RAW RECORDS>

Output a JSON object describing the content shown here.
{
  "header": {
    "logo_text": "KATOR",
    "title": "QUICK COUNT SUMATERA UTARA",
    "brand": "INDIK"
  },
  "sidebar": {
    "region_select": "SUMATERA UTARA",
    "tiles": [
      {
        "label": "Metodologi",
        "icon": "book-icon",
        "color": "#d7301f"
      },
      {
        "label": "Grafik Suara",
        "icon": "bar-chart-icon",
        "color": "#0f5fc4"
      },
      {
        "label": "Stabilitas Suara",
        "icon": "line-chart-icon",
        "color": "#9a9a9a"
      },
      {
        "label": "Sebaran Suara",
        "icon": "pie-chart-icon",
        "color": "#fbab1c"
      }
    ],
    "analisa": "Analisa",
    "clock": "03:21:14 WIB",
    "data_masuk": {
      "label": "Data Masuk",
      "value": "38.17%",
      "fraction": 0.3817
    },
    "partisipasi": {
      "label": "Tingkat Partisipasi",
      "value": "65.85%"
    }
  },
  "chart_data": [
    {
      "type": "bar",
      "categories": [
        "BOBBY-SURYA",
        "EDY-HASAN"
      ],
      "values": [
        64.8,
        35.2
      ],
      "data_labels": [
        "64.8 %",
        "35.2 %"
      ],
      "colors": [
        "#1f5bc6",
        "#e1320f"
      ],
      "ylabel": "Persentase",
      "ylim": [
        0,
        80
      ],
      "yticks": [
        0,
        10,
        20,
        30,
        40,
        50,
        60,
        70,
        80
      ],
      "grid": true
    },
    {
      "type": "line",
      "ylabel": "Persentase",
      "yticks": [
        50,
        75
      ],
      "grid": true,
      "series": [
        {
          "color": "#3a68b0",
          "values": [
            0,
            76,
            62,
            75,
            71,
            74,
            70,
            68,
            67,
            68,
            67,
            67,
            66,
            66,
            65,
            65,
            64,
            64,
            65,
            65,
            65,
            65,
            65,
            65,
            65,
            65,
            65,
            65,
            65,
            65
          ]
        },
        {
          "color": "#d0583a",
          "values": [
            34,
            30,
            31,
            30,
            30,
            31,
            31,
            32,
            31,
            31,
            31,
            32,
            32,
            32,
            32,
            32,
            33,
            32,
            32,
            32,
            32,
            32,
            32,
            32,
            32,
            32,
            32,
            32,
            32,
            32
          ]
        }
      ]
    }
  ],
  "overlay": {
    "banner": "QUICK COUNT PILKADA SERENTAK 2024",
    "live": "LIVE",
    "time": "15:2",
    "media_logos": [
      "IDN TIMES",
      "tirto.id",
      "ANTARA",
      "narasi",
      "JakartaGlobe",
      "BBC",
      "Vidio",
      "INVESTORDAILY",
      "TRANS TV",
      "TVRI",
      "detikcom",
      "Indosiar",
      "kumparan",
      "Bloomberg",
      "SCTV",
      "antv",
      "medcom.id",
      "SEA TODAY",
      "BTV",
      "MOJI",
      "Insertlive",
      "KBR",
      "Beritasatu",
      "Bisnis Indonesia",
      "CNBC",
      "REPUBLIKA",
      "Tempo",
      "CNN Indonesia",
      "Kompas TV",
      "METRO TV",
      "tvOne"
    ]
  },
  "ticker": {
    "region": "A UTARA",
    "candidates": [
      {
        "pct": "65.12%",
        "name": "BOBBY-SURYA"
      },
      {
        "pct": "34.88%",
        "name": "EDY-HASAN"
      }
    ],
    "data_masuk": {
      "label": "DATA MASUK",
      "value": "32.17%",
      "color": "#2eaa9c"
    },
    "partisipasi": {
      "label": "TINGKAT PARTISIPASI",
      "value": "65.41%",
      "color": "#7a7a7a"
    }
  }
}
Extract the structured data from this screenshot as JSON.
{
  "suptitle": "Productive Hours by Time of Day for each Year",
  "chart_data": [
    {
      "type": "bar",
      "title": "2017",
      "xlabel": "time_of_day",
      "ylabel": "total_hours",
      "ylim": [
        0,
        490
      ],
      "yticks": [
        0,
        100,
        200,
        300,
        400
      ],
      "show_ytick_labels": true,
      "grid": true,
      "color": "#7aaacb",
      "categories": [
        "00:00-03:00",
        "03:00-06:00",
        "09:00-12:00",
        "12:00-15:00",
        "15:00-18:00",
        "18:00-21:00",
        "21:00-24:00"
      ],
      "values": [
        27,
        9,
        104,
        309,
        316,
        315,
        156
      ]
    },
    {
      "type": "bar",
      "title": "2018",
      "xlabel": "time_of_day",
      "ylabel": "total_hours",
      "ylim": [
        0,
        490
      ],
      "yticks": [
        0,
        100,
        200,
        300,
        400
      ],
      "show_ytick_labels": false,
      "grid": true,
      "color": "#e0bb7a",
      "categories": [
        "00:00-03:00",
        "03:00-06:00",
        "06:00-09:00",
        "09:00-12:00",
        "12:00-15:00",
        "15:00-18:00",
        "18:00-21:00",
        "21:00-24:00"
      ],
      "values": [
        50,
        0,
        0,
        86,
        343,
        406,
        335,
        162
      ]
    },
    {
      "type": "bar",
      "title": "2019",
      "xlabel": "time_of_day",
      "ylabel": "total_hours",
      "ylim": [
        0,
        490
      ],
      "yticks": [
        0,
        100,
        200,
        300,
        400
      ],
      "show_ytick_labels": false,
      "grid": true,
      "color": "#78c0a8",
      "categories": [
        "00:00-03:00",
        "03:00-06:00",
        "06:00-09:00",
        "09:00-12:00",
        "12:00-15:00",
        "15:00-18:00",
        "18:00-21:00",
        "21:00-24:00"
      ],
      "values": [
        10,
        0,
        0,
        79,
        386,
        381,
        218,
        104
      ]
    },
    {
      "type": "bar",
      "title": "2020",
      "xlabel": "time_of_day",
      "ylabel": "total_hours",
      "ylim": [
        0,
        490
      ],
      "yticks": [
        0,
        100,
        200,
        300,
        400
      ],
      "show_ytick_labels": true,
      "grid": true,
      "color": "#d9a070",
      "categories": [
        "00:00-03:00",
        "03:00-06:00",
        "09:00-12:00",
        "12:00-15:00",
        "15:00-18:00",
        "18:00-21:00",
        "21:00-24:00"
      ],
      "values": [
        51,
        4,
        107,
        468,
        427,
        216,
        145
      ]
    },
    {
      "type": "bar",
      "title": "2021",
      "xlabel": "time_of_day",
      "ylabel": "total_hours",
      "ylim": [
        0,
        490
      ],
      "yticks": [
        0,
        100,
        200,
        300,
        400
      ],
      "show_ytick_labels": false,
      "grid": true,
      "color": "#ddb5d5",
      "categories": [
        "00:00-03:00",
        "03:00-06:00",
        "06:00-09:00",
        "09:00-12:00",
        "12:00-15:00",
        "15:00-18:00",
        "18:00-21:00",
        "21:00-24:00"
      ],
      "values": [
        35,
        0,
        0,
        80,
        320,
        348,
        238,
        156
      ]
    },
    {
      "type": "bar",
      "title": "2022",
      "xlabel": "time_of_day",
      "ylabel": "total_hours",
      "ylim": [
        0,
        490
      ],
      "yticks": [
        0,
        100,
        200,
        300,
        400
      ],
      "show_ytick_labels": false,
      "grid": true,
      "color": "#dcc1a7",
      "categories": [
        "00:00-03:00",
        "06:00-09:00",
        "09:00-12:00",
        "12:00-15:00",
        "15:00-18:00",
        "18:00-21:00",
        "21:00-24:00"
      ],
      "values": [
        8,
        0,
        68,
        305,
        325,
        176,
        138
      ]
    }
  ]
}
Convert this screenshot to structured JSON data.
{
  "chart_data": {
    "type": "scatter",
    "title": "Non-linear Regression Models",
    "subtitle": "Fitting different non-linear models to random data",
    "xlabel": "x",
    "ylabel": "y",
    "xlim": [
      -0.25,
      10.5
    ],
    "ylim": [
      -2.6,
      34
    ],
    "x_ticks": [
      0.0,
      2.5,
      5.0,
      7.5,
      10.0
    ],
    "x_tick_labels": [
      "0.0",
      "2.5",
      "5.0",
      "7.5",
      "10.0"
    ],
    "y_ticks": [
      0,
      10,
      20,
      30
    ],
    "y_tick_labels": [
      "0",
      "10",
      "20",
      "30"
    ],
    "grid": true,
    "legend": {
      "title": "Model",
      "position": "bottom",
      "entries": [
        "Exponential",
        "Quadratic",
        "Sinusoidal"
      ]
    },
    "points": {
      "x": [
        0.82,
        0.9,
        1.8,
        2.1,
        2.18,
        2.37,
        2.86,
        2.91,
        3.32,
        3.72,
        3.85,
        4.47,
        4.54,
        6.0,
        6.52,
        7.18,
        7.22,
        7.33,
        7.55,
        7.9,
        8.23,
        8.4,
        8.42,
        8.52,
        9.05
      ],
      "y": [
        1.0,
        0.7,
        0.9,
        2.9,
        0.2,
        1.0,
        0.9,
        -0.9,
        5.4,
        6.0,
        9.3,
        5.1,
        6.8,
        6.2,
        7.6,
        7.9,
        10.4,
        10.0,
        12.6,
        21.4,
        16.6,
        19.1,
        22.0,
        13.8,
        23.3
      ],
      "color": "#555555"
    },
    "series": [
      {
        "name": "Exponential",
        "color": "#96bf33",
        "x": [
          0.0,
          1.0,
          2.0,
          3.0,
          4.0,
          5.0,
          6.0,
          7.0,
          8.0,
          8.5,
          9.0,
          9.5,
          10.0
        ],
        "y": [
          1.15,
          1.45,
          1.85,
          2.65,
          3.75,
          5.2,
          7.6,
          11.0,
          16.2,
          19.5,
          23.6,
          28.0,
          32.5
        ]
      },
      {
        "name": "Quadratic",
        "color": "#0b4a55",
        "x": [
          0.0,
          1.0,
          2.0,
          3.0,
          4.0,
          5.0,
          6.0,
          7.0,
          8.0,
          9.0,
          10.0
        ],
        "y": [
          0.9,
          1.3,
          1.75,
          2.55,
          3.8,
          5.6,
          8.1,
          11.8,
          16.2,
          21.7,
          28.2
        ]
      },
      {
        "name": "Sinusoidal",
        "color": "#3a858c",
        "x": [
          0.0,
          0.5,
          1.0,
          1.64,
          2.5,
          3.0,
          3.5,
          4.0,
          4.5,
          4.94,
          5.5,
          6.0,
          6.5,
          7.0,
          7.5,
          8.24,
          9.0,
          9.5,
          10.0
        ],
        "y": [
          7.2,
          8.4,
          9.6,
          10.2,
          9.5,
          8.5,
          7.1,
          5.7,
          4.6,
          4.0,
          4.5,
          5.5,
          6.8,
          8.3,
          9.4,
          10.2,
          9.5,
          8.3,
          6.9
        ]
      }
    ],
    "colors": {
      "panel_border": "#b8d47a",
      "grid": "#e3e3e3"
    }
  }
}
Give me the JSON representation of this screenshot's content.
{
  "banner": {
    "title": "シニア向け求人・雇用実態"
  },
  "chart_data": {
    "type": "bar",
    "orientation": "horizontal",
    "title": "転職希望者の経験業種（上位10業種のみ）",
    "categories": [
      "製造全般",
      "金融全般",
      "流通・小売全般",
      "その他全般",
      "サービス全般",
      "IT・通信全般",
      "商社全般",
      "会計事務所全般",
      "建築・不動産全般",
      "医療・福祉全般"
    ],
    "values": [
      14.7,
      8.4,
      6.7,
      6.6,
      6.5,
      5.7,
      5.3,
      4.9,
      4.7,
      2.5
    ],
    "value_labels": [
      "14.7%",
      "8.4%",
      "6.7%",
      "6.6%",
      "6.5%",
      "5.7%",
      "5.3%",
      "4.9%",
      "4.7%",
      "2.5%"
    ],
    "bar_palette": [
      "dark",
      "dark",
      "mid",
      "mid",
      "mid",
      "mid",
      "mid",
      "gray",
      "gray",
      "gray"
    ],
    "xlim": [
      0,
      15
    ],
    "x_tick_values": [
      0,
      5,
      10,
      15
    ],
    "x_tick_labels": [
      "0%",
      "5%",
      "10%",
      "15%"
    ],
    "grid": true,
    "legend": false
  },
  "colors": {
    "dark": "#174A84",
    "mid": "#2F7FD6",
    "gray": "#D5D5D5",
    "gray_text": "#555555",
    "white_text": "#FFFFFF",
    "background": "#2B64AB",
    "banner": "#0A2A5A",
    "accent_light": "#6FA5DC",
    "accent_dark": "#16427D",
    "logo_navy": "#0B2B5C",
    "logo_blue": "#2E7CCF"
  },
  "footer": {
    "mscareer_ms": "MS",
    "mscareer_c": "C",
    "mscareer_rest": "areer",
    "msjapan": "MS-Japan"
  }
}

WORK INSTRUCTIONS>
Gather all lines from the records above in which "content" appears.

RESPONSE TO THIS TASK>
Output a JSON object describing the content shown here.
Give me the JSON representation of this screenshot's content.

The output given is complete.